What to do:
From the entries below, tally how many lines contain "Card" and report only that figure.

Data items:

· · · ·

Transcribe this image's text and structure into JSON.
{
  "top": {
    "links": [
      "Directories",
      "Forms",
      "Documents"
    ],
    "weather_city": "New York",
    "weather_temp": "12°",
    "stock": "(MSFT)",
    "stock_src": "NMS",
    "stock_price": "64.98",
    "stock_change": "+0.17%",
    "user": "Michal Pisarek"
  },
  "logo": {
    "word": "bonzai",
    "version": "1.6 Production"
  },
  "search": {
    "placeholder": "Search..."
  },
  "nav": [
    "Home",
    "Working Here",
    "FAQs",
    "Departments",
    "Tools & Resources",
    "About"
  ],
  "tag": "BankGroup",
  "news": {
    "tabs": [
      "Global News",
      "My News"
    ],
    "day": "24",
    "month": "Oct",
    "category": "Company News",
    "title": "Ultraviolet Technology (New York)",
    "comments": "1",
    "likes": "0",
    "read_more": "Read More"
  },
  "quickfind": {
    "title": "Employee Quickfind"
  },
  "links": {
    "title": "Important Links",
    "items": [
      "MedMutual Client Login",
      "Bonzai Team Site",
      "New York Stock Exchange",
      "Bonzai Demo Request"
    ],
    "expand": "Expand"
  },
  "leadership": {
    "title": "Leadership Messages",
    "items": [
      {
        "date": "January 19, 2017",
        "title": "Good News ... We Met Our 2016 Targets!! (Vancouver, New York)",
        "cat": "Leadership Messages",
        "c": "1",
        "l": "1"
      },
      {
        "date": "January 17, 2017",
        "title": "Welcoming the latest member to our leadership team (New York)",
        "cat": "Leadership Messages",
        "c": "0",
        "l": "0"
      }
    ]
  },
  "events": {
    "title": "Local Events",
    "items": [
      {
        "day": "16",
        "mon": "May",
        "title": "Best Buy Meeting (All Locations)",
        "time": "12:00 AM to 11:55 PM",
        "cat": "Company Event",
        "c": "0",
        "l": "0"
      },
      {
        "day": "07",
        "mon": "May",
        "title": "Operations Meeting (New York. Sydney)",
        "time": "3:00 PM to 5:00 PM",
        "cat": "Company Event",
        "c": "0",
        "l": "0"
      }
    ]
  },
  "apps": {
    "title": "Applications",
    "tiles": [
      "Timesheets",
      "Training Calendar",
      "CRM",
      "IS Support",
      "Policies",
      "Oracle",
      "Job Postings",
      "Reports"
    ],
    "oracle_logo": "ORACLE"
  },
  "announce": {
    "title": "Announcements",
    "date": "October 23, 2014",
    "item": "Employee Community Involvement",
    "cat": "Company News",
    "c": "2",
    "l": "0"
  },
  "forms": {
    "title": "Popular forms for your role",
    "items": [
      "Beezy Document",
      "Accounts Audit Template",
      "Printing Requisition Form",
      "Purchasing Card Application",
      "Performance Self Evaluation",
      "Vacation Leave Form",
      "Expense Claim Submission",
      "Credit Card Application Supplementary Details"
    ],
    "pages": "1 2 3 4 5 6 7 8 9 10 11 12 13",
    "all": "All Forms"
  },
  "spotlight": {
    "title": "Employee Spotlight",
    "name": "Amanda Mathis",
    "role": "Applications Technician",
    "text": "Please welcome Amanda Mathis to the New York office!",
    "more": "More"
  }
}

· · · ·

Response to the task:
2